┌──

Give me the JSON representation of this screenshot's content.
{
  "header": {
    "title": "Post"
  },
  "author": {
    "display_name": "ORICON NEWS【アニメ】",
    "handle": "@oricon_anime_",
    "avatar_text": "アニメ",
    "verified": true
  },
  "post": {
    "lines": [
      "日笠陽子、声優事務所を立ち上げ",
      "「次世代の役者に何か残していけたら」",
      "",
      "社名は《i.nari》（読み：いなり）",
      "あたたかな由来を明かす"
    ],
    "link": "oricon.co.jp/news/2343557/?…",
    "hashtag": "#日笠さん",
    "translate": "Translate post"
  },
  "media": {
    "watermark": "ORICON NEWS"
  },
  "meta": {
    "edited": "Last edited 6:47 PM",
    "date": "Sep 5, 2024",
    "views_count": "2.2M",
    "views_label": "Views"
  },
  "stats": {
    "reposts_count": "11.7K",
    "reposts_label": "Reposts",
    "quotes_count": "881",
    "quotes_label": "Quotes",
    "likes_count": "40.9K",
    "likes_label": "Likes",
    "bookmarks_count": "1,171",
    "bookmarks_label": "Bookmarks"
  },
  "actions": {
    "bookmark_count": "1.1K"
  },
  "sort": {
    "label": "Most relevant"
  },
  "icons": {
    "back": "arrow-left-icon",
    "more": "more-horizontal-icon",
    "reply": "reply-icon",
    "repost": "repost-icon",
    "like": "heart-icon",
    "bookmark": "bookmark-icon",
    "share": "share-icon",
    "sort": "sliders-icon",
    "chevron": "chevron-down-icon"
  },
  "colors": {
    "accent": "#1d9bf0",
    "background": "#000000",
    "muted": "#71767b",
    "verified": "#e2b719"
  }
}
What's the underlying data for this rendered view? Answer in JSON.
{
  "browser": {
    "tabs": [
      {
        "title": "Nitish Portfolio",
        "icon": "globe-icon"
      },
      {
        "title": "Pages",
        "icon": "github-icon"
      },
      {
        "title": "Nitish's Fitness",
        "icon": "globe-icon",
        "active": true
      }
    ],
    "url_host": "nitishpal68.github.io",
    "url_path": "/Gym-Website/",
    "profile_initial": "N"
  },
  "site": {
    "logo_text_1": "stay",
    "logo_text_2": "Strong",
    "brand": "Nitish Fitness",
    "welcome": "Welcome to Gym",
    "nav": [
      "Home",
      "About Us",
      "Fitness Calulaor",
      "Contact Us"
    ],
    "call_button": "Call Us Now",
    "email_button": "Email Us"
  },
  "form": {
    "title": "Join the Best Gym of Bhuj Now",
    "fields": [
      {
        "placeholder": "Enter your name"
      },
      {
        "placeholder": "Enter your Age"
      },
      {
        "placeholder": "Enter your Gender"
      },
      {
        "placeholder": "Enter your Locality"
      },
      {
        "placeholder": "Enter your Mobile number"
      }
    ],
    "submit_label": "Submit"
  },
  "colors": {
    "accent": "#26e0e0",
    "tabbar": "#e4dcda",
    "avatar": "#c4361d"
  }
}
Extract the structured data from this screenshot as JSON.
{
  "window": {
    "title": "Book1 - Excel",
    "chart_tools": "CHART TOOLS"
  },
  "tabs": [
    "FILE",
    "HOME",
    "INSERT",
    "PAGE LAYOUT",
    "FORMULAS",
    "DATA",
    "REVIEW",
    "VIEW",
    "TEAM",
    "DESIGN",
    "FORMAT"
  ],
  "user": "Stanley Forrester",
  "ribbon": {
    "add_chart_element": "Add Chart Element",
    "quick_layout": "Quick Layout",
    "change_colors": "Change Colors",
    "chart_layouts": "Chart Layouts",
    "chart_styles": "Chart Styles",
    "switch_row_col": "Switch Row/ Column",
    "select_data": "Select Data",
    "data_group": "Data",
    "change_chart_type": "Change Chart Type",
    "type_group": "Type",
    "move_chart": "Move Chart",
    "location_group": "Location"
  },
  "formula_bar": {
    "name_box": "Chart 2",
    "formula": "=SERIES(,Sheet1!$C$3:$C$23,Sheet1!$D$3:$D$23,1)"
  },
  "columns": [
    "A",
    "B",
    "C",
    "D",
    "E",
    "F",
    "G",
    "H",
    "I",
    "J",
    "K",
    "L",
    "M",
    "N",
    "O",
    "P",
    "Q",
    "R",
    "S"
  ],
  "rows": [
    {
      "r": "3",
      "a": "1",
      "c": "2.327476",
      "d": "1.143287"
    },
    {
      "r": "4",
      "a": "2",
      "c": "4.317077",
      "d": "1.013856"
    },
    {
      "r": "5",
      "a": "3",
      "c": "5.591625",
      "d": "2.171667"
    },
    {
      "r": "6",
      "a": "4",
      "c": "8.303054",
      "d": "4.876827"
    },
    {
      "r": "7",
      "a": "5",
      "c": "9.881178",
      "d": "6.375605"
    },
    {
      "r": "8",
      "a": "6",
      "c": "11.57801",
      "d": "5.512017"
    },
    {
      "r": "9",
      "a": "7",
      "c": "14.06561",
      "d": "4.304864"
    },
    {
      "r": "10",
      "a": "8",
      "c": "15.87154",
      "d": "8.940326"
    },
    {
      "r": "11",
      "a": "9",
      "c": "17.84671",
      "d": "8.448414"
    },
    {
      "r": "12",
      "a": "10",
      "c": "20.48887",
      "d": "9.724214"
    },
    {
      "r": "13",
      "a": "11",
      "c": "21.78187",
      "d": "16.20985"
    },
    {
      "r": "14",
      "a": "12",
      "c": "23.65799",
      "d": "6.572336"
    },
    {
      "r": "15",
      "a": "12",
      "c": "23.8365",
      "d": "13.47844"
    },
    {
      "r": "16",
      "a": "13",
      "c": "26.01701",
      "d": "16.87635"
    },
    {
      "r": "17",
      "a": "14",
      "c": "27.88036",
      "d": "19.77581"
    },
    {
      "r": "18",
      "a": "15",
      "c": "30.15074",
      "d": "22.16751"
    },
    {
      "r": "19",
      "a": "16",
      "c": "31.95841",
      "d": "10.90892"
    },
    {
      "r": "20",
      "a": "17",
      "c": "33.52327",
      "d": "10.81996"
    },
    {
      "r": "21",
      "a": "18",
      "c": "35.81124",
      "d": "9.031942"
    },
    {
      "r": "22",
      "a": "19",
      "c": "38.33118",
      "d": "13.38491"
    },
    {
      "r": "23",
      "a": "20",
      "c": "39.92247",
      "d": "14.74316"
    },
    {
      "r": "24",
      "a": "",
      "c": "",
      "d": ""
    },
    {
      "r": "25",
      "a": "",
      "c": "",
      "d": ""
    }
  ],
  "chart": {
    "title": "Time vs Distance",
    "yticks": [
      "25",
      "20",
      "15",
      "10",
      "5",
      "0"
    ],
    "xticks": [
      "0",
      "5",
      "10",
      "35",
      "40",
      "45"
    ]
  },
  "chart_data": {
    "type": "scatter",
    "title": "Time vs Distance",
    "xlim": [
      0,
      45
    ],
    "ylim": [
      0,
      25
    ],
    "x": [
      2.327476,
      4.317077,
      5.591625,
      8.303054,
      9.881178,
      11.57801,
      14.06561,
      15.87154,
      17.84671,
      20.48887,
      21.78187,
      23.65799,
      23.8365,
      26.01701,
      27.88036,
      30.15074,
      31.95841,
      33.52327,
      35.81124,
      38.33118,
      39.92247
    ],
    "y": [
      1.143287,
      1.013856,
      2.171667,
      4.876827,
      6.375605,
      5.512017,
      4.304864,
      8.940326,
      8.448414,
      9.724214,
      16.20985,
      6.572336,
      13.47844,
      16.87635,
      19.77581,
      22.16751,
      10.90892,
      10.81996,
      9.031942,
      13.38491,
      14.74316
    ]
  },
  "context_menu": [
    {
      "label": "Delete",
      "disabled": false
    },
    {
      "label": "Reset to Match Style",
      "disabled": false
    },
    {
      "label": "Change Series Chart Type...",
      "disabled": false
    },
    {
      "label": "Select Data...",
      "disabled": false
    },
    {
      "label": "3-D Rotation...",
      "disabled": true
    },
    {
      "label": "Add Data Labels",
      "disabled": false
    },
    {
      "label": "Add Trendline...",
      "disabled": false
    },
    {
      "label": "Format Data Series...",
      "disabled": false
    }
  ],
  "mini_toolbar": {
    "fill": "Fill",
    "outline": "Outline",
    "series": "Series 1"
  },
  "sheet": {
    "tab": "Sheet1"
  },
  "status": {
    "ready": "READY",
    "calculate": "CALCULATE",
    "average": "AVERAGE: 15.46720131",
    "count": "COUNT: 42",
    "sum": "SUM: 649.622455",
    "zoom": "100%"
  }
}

└──

The task: Pick out each line in the material containing "title".

Response to the task:
    "title": "Post"
        "title": "Nitish Portfolio",
        "title": "Pages",
        "title": "Nitish's Fitness",
    "title": "Join the Best Gym of Bhuj Now",
    "title": "Book1 - Excel",
    "title": "Time vs Distance",
    "title": "Time vs Distance",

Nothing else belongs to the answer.